(Exercise aim): Report every line from the material that contains the word "color".

--- Start ---

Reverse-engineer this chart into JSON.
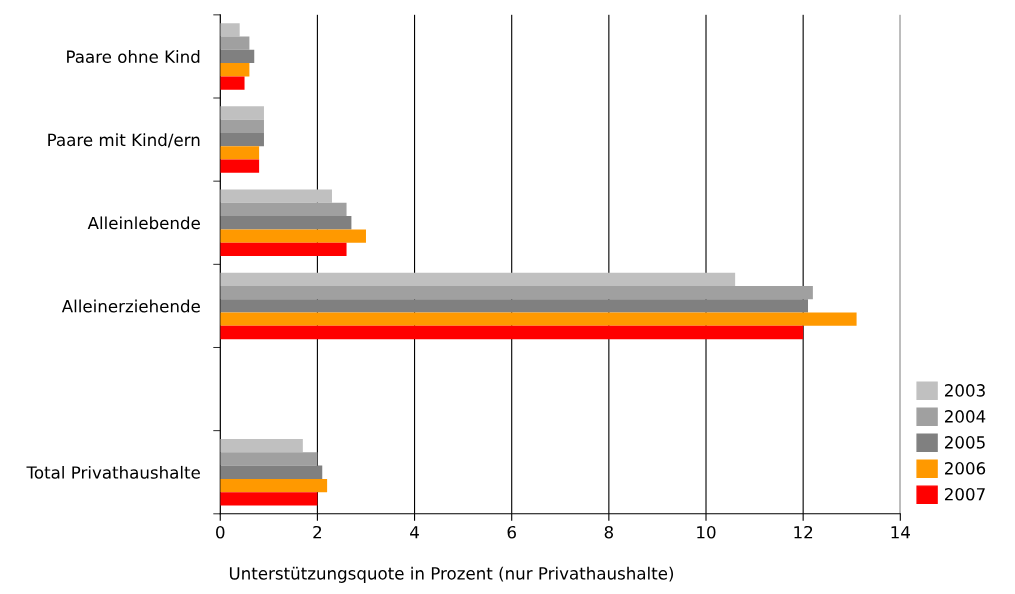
{
  "chart_data": {
    "type": "bar",
    "orientation": "horizontal",
    "xlabel": "Unterstützungsquote in Prozent (nur Privathaushalte)",
    "categories": [
      "Paare ohne Kind",
      "Paare mit Kind/ern",
      "Alleinlebende",
      "Alleinerziehende",
      null,
      "Total Privathaushalte"
    ],
    "series": [
      {
        "name": "2003",
        "color": "#c0c0c0",
        "values": [
          0.4,
          0.9,
          2.3,
          10.6,
          null,
          1.7
        ]
      },
      {
        "name": "2004",
        "color": "#a0a0a0",
        "values": [
          0.6,
          0.9,
          2.6,
          12.2,
          null,
          2.0
        ]
      },
      {
        "name": "2005",
        "color": "#808080",
        "values": [
          0.7,
          0.9,
          2.7,
          12.1,
          null,
          2.1
        ]
      },
      {
        "name": "2006",
        "color": "#ff9900",
        "values": [
          0.6,
          0.8,
          3.0,
          13.1,
          null,
          2.2
        ]
      },
      {
        "name": "2007",
        "color": "#ff0000",
        "values": [
          0.5,
          0.8,
          2.6,
          12.0,
          null,
          2.0
        ]
      }
    ],
    "xlim": [
      0,
      14
    ],
    "xticks": [
      0,
      2,
      4,
      6,
      8,
      10,
      12,
      14
    ],
    "grid": "x",
    "legend": "right"
  }
}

--- End ---

(Exercise response):
        "color": "#c0c0c0",
        "color": "#a0a0a0",
        "color": "#808080",
        "color": "#ff9900",
        "color": "#ff0000",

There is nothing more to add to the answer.